**DO THIS:**
Read the lines that follow and pick out every one containing the word "JSON".

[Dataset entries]
====================

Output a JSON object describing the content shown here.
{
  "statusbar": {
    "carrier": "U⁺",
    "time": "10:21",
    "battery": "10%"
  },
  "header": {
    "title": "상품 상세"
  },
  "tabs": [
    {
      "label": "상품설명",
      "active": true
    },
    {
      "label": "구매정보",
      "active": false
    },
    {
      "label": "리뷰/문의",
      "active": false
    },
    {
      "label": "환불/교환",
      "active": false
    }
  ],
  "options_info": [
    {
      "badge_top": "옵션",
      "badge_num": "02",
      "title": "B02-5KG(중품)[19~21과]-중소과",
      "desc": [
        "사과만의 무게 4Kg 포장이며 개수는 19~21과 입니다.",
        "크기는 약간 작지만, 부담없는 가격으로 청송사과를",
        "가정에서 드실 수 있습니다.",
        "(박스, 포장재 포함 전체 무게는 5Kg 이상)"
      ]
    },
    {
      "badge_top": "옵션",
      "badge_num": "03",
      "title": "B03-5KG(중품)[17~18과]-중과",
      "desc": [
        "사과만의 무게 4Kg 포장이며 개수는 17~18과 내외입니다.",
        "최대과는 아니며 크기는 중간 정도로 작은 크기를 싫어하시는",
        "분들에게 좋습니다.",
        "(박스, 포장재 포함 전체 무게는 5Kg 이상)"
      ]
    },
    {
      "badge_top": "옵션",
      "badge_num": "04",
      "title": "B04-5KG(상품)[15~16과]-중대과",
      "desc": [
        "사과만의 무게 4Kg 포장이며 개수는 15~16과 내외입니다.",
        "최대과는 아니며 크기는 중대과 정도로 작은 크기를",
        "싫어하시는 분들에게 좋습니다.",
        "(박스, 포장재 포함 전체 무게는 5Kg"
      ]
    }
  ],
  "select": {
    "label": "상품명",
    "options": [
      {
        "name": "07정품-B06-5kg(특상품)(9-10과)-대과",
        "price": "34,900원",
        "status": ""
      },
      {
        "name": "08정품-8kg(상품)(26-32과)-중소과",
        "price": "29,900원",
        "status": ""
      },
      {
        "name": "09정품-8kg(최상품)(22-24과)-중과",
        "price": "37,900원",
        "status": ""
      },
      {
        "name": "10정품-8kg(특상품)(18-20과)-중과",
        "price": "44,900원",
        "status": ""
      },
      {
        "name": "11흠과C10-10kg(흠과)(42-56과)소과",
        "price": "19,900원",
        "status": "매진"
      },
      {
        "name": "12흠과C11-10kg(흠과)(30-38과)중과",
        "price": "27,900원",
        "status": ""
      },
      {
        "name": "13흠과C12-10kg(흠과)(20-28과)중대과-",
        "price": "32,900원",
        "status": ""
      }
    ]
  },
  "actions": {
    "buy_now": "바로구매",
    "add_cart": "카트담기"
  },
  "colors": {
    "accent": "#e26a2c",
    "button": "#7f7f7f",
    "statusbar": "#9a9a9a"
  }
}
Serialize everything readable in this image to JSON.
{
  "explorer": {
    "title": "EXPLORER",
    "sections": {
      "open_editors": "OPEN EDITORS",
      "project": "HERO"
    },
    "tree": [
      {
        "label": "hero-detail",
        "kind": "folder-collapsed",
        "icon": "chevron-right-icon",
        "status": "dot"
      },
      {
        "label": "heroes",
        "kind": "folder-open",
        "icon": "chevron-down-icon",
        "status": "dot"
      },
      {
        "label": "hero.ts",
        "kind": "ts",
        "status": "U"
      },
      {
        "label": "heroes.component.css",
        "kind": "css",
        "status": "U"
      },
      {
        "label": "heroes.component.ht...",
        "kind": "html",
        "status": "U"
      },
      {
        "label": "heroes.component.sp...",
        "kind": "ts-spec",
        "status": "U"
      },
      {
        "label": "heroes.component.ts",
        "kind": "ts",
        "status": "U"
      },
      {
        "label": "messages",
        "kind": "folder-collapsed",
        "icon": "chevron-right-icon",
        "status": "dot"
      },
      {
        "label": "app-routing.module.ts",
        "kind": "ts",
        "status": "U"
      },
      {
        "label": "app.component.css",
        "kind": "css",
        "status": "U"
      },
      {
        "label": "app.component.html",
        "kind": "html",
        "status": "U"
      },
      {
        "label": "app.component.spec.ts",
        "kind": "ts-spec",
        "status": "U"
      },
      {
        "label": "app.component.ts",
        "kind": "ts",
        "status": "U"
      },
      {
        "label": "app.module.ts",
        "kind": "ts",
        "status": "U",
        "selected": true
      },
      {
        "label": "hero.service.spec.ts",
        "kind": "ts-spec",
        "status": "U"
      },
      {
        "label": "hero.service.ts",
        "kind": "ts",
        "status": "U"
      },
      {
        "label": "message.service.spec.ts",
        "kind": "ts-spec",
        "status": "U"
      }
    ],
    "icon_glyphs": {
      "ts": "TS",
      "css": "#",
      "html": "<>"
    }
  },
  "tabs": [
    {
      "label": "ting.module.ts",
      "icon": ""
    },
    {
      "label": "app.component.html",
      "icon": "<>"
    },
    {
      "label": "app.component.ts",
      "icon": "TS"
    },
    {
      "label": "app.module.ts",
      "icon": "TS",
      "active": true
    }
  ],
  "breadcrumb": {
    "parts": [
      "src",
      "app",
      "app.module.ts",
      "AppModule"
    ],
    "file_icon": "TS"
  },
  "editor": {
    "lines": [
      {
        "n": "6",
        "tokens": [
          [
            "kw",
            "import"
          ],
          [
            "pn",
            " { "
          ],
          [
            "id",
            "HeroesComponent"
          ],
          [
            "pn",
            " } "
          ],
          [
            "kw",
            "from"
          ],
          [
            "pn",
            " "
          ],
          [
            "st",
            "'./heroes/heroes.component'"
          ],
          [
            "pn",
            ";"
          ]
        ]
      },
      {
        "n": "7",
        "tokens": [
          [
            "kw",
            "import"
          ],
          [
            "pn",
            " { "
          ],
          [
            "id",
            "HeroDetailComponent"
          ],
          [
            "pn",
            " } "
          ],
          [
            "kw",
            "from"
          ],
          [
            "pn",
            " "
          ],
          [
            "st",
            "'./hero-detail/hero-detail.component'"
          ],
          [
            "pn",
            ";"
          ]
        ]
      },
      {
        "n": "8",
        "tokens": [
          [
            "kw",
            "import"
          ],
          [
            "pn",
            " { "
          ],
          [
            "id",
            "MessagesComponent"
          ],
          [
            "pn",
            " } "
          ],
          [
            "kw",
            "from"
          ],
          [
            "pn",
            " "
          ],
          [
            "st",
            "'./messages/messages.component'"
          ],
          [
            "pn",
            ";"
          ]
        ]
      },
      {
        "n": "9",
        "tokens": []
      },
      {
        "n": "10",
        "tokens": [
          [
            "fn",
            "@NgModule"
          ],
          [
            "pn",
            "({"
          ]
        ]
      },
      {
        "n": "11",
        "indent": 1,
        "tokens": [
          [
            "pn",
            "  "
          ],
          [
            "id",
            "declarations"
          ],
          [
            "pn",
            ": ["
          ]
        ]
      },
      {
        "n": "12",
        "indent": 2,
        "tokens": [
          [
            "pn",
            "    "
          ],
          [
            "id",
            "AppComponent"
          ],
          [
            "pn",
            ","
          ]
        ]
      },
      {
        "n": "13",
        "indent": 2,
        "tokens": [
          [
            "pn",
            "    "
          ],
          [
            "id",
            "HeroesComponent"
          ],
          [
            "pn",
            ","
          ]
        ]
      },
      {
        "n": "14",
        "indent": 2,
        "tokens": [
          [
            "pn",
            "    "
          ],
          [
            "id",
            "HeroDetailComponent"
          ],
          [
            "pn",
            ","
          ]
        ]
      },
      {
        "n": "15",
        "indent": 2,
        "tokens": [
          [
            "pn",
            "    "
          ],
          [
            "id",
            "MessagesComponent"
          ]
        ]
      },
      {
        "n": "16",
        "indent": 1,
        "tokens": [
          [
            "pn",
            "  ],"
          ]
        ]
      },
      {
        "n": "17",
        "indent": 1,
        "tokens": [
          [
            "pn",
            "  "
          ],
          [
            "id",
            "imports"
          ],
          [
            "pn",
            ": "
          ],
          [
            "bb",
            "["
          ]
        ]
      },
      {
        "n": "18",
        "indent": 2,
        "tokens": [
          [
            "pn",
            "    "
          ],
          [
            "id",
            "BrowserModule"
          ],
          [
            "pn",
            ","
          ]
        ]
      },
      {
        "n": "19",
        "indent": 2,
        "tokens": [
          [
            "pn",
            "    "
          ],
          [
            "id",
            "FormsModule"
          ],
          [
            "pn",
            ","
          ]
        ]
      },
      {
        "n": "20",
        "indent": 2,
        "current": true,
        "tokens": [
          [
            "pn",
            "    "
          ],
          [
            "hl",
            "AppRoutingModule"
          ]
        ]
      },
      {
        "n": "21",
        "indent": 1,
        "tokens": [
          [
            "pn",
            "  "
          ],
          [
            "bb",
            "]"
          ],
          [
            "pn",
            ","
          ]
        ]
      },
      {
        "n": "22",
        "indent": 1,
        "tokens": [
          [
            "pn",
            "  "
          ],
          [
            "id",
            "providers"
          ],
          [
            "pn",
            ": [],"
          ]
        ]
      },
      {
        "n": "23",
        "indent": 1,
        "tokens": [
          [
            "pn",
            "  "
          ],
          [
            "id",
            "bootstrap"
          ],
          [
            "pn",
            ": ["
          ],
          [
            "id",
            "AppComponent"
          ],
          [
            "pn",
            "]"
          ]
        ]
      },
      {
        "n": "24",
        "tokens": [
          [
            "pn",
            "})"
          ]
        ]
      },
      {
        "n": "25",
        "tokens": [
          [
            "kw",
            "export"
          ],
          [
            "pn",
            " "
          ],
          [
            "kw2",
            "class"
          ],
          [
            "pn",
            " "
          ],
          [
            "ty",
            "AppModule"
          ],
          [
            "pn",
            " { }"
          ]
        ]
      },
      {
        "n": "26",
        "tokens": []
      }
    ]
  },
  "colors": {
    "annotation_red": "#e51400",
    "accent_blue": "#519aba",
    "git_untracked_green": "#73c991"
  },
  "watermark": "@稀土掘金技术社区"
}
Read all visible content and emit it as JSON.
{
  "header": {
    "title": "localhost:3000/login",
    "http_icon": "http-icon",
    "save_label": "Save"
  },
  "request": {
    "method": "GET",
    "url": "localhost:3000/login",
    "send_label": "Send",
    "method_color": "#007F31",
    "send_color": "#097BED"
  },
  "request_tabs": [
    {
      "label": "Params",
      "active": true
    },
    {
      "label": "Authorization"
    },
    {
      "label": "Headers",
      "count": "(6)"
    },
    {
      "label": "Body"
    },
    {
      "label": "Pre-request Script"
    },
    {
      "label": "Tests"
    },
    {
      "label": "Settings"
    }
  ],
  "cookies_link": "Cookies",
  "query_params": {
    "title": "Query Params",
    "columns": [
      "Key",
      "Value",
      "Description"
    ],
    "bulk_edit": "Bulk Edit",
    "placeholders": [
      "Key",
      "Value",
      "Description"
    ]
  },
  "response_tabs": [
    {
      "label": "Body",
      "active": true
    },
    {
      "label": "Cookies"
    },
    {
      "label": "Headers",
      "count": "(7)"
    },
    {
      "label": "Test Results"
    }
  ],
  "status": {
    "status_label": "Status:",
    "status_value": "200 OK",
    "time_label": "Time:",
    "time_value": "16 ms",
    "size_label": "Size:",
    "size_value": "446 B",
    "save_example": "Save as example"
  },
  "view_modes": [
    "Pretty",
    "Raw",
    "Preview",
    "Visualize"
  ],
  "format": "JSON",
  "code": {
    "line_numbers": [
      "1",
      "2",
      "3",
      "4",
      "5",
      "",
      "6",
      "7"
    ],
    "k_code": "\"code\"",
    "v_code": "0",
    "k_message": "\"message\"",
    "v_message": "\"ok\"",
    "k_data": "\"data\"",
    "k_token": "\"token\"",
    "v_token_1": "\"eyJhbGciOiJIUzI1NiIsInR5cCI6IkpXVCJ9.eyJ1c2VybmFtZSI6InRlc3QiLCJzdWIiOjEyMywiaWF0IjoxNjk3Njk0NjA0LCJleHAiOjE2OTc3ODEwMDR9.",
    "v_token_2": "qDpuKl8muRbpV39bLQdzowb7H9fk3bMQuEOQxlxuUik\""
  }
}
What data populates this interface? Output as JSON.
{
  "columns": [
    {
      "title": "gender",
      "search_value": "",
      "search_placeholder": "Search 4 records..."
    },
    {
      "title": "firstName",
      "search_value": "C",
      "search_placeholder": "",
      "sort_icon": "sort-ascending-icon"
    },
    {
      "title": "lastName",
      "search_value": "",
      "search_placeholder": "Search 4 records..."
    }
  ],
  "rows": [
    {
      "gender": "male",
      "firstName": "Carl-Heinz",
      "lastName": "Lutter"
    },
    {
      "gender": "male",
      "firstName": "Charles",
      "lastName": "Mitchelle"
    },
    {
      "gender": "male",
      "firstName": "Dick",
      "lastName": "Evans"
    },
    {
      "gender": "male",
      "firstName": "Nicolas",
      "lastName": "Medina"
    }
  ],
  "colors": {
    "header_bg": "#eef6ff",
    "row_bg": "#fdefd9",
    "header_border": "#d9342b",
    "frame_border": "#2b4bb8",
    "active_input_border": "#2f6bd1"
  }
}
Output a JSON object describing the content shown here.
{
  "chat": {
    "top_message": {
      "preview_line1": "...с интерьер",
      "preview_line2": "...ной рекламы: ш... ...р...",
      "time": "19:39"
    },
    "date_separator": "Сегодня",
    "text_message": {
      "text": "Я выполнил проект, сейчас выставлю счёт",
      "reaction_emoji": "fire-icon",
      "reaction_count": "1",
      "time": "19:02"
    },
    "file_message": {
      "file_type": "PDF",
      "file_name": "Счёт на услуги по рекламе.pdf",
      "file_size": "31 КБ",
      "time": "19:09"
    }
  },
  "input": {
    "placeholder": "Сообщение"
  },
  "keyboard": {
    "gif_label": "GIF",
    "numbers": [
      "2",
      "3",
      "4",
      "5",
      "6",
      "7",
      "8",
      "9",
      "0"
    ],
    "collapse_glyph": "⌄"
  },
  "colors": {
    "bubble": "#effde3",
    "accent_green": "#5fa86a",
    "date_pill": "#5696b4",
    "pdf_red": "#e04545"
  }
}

====================

**RIGHT ANSWER:**
Output a JSON object describing the content shown here.
Serialize everything readable in this image to JSON.
Read all visible content and emit it as JSON.
  "format": "JSON",
What data populates this interface? Output as JSON.
Output a JSON object describing the content shown here.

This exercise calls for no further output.